Aim of the exercise: Only the lines with "sequence" in the entries below belong in the answer; please copy them.

[Materials provided]

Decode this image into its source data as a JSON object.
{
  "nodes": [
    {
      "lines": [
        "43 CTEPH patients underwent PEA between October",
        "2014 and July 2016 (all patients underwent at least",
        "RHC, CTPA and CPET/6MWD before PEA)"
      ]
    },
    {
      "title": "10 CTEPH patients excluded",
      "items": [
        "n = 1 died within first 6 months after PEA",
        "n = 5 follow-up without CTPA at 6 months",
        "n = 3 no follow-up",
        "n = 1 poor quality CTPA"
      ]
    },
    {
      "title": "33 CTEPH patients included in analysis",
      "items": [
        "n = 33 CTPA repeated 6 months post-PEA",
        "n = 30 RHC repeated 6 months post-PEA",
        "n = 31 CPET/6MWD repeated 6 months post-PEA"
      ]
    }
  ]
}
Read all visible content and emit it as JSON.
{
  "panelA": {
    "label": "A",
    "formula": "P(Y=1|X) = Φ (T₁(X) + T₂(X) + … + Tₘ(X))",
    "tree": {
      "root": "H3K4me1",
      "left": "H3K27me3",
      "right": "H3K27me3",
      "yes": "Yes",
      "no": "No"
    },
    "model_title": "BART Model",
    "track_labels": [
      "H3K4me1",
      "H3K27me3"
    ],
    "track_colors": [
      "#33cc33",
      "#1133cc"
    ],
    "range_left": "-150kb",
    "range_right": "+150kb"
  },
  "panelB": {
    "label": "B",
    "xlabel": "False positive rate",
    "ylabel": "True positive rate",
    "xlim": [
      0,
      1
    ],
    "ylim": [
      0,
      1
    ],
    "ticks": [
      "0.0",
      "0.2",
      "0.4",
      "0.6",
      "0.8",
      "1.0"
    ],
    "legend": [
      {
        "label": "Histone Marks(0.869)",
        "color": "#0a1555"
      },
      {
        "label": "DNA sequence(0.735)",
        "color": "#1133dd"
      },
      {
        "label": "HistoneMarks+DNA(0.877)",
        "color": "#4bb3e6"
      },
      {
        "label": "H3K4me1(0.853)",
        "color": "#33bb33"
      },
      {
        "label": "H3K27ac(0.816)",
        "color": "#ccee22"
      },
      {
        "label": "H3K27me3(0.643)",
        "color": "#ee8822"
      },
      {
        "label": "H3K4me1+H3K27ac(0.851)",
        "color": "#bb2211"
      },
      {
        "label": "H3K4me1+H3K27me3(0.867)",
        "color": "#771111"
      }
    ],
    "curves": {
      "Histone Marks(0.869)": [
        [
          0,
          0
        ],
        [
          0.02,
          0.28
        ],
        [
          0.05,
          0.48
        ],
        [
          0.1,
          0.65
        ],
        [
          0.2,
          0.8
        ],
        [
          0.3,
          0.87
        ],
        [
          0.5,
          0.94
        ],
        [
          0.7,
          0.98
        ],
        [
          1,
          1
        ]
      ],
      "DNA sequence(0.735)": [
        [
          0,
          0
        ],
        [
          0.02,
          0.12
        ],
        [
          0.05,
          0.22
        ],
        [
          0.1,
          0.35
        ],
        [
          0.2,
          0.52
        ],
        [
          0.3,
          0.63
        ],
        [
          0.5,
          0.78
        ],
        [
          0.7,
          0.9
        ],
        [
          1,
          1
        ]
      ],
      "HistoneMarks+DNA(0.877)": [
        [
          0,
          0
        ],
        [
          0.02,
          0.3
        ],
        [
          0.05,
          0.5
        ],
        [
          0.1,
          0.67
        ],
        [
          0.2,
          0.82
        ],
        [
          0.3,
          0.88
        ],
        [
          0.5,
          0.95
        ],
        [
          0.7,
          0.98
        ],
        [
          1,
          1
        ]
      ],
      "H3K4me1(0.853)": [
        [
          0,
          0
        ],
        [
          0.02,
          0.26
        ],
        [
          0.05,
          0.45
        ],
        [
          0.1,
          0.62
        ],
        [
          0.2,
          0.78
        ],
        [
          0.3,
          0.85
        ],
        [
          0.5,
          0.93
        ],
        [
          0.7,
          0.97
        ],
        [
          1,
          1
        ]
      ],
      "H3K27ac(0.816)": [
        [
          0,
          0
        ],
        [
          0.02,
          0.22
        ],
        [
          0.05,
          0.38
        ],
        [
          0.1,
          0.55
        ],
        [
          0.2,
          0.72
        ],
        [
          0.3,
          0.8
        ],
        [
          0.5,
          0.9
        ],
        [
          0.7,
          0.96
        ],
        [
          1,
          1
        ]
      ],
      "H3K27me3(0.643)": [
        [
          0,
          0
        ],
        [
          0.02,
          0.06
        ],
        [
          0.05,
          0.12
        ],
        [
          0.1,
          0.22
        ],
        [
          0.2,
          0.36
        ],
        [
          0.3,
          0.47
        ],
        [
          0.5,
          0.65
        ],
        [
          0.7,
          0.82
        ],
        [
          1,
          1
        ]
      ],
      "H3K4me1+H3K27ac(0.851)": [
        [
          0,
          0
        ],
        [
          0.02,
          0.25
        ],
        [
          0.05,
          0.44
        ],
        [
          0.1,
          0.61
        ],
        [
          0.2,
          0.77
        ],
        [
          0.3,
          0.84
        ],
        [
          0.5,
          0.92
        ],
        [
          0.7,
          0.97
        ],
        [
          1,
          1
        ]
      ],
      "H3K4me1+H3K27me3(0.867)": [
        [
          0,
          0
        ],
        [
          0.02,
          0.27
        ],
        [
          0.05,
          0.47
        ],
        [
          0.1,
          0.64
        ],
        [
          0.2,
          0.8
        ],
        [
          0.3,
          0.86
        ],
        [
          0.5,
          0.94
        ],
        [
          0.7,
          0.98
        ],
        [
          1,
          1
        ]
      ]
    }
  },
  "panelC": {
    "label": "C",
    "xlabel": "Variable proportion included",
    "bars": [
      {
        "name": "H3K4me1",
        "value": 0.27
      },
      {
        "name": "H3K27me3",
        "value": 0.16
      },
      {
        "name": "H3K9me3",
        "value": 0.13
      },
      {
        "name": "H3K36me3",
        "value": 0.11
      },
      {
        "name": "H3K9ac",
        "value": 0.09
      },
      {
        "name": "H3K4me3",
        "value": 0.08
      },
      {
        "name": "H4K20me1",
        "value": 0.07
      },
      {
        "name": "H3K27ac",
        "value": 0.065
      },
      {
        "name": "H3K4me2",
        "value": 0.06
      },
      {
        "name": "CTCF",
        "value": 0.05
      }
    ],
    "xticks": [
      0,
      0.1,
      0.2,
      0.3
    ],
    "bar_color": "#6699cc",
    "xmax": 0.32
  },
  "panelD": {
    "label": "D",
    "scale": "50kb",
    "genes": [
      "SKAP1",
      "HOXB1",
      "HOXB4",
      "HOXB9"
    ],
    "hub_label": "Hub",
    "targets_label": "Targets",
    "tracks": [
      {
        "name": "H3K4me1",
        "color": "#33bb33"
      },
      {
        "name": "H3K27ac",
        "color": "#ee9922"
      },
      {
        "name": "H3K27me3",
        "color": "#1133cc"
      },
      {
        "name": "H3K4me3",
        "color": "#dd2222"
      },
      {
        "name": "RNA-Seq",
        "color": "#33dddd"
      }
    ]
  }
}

[/Materials provided]

Solution for this exercise:
        "label": "DNA sequence(0.735)",
      "DNA sequence(0.735)": [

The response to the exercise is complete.